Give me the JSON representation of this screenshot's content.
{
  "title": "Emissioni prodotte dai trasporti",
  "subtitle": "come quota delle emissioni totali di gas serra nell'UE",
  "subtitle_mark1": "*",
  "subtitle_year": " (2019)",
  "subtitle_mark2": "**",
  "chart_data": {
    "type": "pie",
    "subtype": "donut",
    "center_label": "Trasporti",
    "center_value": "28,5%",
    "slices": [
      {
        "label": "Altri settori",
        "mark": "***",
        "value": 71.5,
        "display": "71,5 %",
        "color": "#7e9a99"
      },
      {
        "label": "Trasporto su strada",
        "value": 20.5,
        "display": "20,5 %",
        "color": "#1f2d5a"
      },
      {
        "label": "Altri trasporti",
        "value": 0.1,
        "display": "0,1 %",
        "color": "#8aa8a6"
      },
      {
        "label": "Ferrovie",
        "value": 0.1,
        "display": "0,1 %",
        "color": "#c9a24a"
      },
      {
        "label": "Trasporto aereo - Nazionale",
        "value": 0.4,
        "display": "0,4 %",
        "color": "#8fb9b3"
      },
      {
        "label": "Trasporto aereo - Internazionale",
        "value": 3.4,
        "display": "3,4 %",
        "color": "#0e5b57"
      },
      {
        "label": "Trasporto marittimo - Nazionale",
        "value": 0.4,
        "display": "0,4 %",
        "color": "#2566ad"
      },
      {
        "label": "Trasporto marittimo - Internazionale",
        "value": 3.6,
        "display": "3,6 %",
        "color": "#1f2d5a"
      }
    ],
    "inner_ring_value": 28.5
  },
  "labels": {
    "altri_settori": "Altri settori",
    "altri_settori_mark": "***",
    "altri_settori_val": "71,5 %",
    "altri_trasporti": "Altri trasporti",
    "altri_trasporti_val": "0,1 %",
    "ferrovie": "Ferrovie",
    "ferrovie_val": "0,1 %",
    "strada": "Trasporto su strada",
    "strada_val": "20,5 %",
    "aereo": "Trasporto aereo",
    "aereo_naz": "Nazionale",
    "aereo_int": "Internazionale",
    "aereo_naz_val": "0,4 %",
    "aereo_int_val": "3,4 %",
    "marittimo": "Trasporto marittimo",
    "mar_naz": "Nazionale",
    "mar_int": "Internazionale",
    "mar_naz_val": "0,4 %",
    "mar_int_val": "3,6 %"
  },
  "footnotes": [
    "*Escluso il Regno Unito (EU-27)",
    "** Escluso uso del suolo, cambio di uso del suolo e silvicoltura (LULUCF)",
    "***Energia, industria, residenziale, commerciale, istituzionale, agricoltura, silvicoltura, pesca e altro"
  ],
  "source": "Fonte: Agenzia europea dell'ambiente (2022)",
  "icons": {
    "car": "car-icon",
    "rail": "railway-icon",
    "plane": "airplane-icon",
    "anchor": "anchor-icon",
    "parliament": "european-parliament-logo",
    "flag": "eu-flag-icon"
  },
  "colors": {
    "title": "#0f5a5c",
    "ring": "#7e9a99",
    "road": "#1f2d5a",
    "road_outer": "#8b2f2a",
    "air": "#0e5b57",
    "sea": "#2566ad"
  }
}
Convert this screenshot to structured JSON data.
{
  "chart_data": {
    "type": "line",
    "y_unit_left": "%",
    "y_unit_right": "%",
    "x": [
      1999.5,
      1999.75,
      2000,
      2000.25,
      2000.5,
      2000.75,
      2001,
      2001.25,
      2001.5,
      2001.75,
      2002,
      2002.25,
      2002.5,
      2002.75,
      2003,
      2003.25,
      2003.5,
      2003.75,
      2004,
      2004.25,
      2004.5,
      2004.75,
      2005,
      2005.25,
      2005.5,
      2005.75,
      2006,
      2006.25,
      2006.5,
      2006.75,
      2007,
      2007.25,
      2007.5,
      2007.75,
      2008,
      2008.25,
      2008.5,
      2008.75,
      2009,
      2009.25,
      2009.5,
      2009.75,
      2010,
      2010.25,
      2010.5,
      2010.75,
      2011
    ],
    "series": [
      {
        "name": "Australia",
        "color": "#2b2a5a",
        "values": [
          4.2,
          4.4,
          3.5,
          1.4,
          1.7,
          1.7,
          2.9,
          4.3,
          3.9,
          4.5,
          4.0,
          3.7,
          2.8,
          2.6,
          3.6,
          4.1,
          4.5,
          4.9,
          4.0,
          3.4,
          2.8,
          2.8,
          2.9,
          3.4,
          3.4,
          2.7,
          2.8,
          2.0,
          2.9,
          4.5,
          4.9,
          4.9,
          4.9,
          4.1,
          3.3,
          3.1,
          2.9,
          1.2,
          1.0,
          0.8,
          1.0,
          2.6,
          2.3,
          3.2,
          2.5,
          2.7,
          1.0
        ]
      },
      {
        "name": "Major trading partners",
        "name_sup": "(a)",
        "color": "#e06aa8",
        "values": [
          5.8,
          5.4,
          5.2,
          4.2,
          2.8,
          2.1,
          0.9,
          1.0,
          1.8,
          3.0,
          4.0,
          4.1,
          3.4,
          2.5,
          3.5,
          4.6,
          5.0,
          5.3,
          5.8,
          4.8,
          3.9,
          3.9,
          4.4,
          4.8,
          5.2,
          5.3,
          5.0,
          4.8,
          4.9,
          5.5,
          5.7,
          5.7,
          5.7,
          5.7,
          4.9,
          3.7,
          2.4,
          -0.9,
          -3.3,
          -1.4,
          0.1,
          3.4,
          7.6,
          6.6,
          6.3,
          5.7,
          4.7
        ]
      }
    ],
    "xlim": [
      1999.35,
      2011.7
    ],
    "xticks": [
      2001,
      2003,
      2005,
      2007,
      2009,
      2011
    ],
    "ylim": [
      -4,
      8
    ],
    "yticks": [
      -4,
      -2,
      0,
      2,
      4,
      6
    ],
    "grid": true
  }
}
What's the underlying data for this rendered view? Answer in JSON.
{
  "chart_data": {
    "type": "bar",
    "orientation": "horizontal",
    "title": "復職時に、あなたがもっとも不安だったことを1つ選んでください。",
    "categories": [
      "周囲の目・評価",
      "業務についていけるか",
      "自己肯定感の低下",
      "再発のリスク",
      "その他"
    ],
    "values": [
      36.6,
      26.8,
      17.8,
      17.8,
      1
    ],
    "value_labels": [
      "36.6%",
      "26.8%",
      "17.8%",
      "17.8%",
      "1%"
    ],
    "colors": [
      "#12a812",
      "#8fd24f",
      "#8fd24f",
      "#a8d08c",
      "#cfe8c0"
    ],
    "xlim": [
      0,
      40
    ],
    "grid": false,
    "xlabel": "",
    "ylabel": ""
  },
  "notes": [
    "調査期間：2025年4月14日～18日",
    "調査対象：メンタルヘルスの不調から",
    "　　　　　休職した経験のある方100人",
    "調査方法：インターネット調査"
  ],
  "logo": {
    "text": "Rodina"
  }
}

* _The exercise_
Repeat, without change, each line of the data above from the one that contains "What's the underlying" through the final line, counting both.

* _Response below_
What's the underlying data for this rendered view? Answer in JSON.
{
  "chart_data": {
    "type": "bar",
    "orientation": "horizontal",
    "title": "復職時に、あなたがもっとも不安だったことを1つ選んでください。",
    "categories": [
      "周囲の目・評価",
      "業務についていけるか",
      "自己肯定感の低下",
      "再発のリスク",
      "その他"
    ],
    "values": [
      36.6,
      26.8,
      17.8,
      17.8,
      1
    ],
    "value_labels": [
      "36.6%",
      "26.8%",
      "17.8%",
      "17.8%",
      "1%"
    ],
    "colors": [
      "#12a812",
      "#8fd24f",
      "#8fd24f",
      "#a8d08c",
      "#cfe8c0"
    ],
    "xlim": [
      0,
      40
    ],
    "grid": false,
    "xlabel": "",
    "ylabel": ""
  },
  "notes": [
    "調査期間：2025年4月14日～18日",
    "調査対象：メンタルヘルスの不調から",
    "　　　　　休職した経験のある方100人",
    "調査方法：インターネット調査"
  ],
  "logo": {
    "text": "Rodina"
  }
}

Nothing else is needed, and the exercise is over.